| PROBLEM |
Copy the material below word for word, from its first line up to and including the line that contains "- x-tick-label: 2022: [495, 579, 518, 590]", and nothing beyond that line.

═══

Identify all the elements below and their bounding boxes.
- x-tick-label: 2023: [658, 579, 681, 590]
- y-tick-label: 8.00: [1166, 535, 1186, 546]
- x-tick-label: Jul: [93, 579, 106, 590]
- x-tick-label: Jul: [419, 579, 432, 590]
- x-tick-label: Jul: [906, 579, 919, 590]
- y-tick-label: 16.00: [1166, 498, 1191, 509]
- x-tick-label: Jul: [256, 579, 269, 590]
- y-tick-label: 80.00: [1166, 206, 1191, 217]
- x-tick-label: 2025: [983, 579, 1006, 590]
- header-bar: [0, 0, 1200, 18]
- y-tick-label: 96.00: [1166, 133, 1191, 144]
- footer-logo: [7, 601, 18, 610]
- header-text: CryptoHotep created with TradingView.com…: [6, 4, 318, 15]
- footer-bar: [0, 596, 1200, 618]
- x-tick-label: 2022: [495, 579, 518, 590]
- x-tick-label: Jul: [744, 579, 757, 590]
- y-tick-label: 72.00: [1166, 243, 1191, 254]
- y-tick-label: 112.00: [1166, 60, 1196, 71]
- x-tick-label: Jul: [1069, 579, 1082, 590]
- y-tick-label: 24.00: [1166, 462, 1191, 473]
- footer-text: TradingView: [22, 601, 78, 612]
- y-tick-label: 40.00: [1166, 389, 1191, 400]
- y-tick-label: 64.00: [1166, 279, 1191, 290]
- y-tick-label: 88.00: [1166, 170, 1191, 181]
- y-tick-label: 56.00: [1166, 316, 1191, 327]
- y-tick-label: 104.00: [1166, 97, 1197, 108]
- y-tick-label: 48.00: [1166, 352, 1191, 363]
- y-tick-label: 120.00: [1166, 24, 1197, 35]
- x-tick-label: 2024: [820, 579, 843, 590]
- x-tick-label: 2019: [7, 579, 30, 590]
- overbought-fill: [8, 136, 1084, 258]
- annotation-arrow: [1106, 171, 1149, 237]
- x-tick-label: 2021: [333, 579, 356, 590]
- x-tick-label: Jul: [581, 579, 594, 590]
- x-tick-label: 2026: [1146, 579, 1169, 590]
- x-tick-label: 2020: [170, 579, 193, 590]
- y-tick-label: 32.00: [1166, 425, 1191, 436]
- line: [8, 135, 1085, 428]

═══

| PROBLEM SOLUTION |
Identify all the elements below and their bounding boxes.
- x-tick-label: 2023: [658, 579, 681, 590]
- y-tick-label: 8.00: [1166, 535, 1186, 546]
- x-tick-label: Jul: [93, 579, 106, 590]
- x-tick-label: Jul: [419, 579, 432, 590]
- x-tick-label: Jul: [906, 579, 919, 590]
- y-tick-label: 16.00: [1166, 498, 1191, 509]
- x-tick-label: Jul: [256, 579, 269, 590]
- y-tick-label: 80.00: [1166, 206, 1191, 217]
- x-tick-label: 2025: [983, 579, 1006, 590]
- header-bar: [0, 0, 1200, 18]
- y-tick-label: 96.00: [1166, 133, 1191, 144]
- footer-logo: [7, 601, 18, 610]
- header-text: CryptoHotep created with TradingView.com…: [6, 4, 318, 15]
- footer-bar: [0, 596, 1200, 618]
- x-tick-label: 2022: [495, 579, 518, 590]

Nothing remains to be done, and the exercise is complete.